• **AIM OF THE TASK**
Take every line where the string "headline" appears and copy it.

## begin DATA SUPPLIED

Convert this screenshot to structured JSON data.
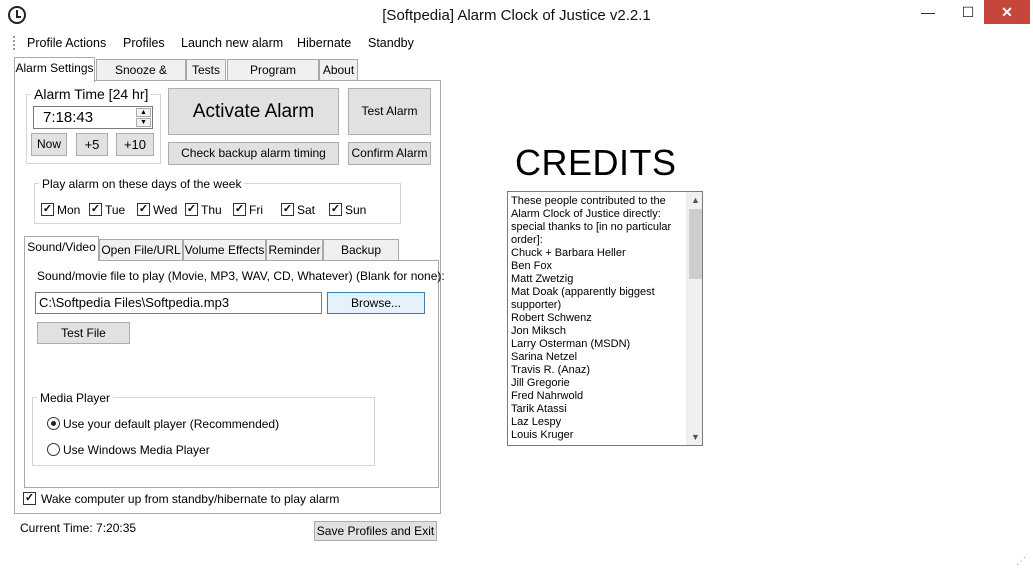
{
  "window": {
    "title": "[Softpedia] Alarm Clock of Justice v2.2.1",
    "min_label": "—",
    "max_label": "☐",
    "close_label": "✕"
  },
  "menu": [
    "Profile Actions",
    "Profiles",
    "Launch new alarm",
    "Hibernate",
    "Standby"
  ],
  "main_tabs": [
    "Alarm Settings",
    "Snooze & Timing",
    "Tests",
    "Program Settings",
    "About"
  ],
  "alarm_time": {
    "label": "Alarm Time [24 hr]",
    "value": "7:18:43",
    "now": "Now",
    "plus5": "+5",
    "plus10": "+10"
  },
  "buttons": {
    "activate": "Activate Alarm",
    "test_alarm": "Test Alarm",
    "check_backup": "Check backup alarm timing",
    "confirm": "Confirm Alarm",
    "browse": "Browse...",
    "test_file": "Test File",
    "save_exit": "Save Profiles and Exit"
  },
  "days": {
    "label": "Play alarm on these days of the week",
    "items": [
      {
        "name": "Mon",
        "checked": true
      },
      {
        "name": "Tue",
        "checked": true
      },
      {
        "name": "Wed",
        "checked": true
      },
      {
        "name": "Thu",
        "checked": true
      },
      {
        "name": "Fri",
        "checked": true
      },
      {
        "name": "Sat",
        "checked": true
      },
      {
        "name": "Sun",
        "checked": true
      }
    ]
  },
  "sub_tabs": [
    "Sound/Video",
    "Open File/URL",
    "Volume Effects",
    "Reminder",
    "Backup Alarm"
  ],
  "sound": {
    "prompt": "Sound/movie file to play (Movie, MP3, WAV, CD, Whatever) (Blank for none):",
    "file_path": "C:\\Softpedia Files\\Softpedia.mp3"
  },
  "media_player": {
    "label": "Media Player",
    "options": [
      {
        "label": "Use your default player (Recommended)",
        "selected": true
      },
      {
        "label": "Use Windows Media Player",
        "selected": false
      }
    ]
  },
  "wake": {
    "label": "Wake computer up from standby/hibernate to play alarm",
    "checked": true
  },
  "status": {
    "current_time": "Current Time: 7:20:35"
  },
  "credits": {
    "title": "CREDITS",
    "lines": [
      "These people contributed to the",
      "Alarm Clock of Justice directly:",
      "special thanks to [in no particular",
      "order]:",
      "Chuck + Barbara Heller",
      "Ben Fox",
      "Matt Zwetzig",
      "Mat Doak (apparently biggest",
      "supporter)",
      "Robert Schwenz",
      "Jon Miksch",
      "Larry Osterman (MSDN)",
      "Sarina Netzel",
      "Travis R. (Anaz)",
      "Jill Gregorie",
      "Fred Nahrwold",
      "Tarik Atassi",
      "Laz Lespy",
      "Louis Kruger"
    ]
  }
}
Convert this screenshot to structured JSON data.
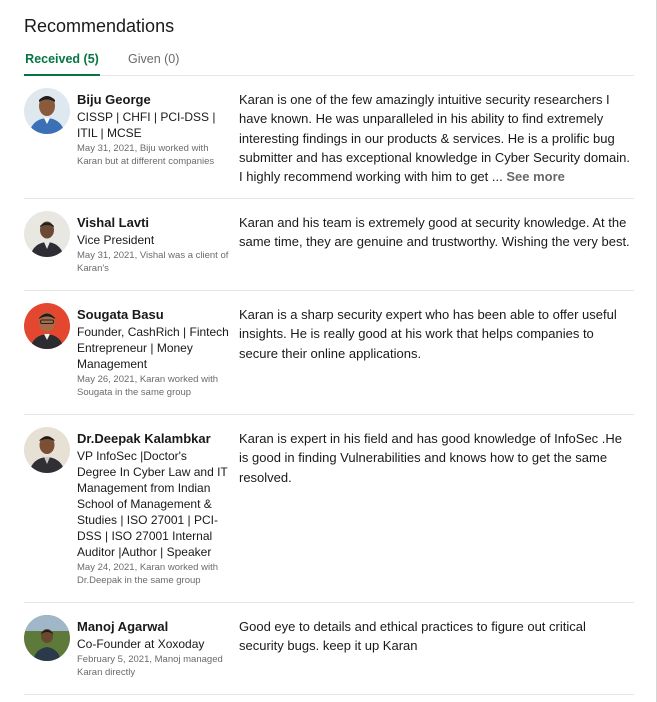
{
  "section": {
    "title": "Recommendations"
  },
  "tabs": [
    {
      "label": "Received (5)",
      "selected": true
    },
    {
      "label": "Given (0)",
      "selected": false
    }
  ],
  "colors": {
    "accent_green": "#057642",
    "divider": "#e6e6e6"
  },
  "recommendations": [
    {
      "name": "Biju George",
      "headline": "CISSP | CHFI | PCI-DSS | ITIL | MCSE",
      "meta": "May 31, 2021, Biju worked with Karan but at different companies",
      "text": "Karan is one of the few amazingly intuitive security researchers I have known. He was unparalleled in his ability to find extremely interesting findings in our products & services. He is a prolific bug submitter and has exceptional knowledge in Cyber Security domain. I highly recommend working with him to get ...",
      "see_more": "See more"
    },
    {
      "name": "Vishal Lavti",
      "headline": "Vice President",
      "meta": "May 31, 2021, Vishal was a client of Karan's",
      "text": "Karan and his team is extremely good at security knowledge. At the same time, they are genuine and trustworthy. Wishing the very best."
    },
    {
      "name": "Sougata Basu",
      "headline": "Founder, CashRich | Fintech Entrepreneur | Money Management",
      "meta": "May 26, 2021, Karan worked with Sougata in the same group",
      "text": "Karan is a sharp security expert who has been able to offer useful insights. He is really good at his work that helps companies to secure their online applications."
    },
    {
      "name": "Dr.Deepak Kalambkar",
      "headline": "VP InfoSec |Doctor's Degree In Cyber Law and IT Management from Indian School of Management & Studies | ISO 27001 | PCI-DSS | ISO 27001 Internal Auditor |Author | Speaker",
      "meta": "May 24, 2021, Karan worked with Dr.Deepak in the same group",
      "text": "Karan is expert in his field and has good knowledge of InfoSec .He is good in finding Vulnerabilities and knows how to get the same resolved."
    },
    {
      "name": "Manoj Agarwal",
      "headline": "Co-Founder at Xoxoday",
      "meta": "February 5, 2021, Manoj managed Karan directly",
      "text": "Good eye to details and ethical practices to figure out critical security bugs. keep it up Karan"
    }
  ]
}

## end DATA SUPPLIED

• **WRITTEN ANSWER**
      "headline": "CISSP | CHFI | PCI-DSS | ITIL | MCSE",
      "headline": "Vice President",
      "headline": "Founder, CashRich | Fintech Entrepreneur | Money Management",
      "headline": "VP InfoSec |Doctor's Degree In Cyber Law and IT Management from Indian School of Management & Studies | ISO 27001 | PCI-DSS | ISO 27001 Internal Auditor |Author | Speaker",
      "headline": "Co-Founder at Xoxoday",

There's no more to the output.